Stored data entries:
........

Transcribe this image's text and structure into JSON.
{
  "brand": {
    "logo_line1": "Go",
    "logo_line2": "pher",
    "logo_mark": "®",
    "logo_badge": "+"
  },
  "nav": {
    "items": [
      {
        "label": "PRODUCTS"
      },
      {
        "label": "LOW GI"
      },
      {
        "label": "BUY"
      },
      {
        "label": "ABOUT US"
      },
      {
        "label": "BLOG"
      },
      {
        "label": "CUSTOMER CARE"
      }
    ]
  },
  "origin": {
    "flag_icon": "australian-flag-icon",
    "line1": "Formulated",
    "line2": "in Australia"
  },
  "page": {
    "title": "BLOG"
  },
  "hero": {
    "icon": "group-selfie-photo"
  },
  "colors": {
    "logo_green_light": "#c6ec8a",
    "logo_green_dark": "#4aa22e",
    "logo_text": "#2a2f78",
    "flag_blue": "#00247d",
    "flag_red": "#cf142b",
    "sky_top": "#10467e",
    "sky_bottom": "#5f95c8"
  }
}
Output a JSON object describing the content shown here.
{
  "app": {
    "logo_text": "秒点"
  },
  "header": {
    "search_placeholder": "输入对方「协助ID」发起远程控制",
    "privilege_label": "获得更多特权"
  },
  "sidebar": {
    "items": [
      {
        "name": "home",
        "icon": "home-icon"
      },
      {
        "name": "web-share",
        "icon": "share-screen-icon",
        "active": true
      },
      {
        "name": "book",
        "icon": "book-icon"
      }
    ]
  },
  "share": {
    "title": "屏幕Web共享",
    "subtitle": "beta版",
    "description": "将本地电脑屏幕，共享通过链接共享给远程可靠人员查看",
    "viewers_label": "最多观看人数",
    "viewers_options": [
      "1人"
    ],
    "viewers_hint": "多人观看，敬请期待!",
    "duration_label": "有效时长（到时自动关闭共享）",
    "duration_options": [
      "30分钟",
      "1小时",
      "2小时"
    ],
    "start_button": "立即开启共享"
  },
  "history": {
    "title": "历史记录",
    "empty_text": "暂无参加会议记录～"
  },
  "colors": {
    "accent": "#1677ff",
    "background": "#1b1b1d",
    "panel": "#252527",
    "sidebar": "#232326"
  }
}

........

Exercise description:
Your task is to repeat every entry exactly.

The answer:
Transcribe this image's text and structure into JSON.
{
  "brand": {
    "logo_line1": "Go",
    "logo_line2": "pher",
    "logo_mark": "®",
    "logo_badge": "+"
  },
  "nav": {
    "items": [
      {
        "label": "PRODUCTS"
      },
      {
        "label": "LOW GI"
      },
      {
        "label": "BUY"
      },
      {
        "label": "ABOUT US"
      },
      {
        "label": "BLOG"
      },
      {
        "label": "CUSTOMER CARE"
      }
    ]
  },
  "origin": {
    "flag_icon": "australian-flag-icon",
    "line1": "Formulated",
    "line2": "in Australia"
  },
  "page": {
    "title": "BLOG"
  },
  "hero": {
    "icon": "group-selfie-photo"
  },
  "colors": {
    "logo_green_light": "#c6ec8a",
    "logo_green_dark": "#4aa22e",
    "logo_text": "#2a2f78",
    "flag_blue": "#00247d",
    "flag_red": "#cf142b",
    "sky_top": "#10467e",
    "sky_bottom": "#5f95c8"
  }
}
Output a JSON object describing the content shown here.
{
  "app": {
    "logo_text": "秒点"
  },
  "header": {
    "search_placeholder": "输入对方「协助ID」发起远程控制",
    "privilege_label": "获得更多特权"
  },
  "sidebar": {
    "items": [
      {
        "name": "home",
        "icon": "home-icon"
      },
      {
        "name": "web-share",
        "icon": "share-screen-icon",
        "active": true
      },
      {
        "name": "book",
        "icon": "book-icon"
      }
    ]
  },
  "share": {
    "title": "屏幕Web共享",
    "subtitle": "beta版",
    "description": "将本地电脑屏幕，共享通过链接共享给远程可靠人员查看",
    "viewers_label": "最多观看人数",
    "viewers_options": [
      "1人"
    ],
    "viewers_hint": "多人观看，敬请期待!",
    "duration_label": "有效时长（到时自动关闭共享）",
    "duration_options": [
      "30分钟",
      "1小时",
      "2小时"
    ],
    "start_button": "立即开启共享"
  },
  "history": {
    "title": "历史记录",
    "empty_text": "暂无参加会议记录～"
  },
  "colors": {
    "accent": "#1677ff",
    "background": "#1b1b1d",
    "panel": "#252527",
    "sidebar": "#232326"
  }
}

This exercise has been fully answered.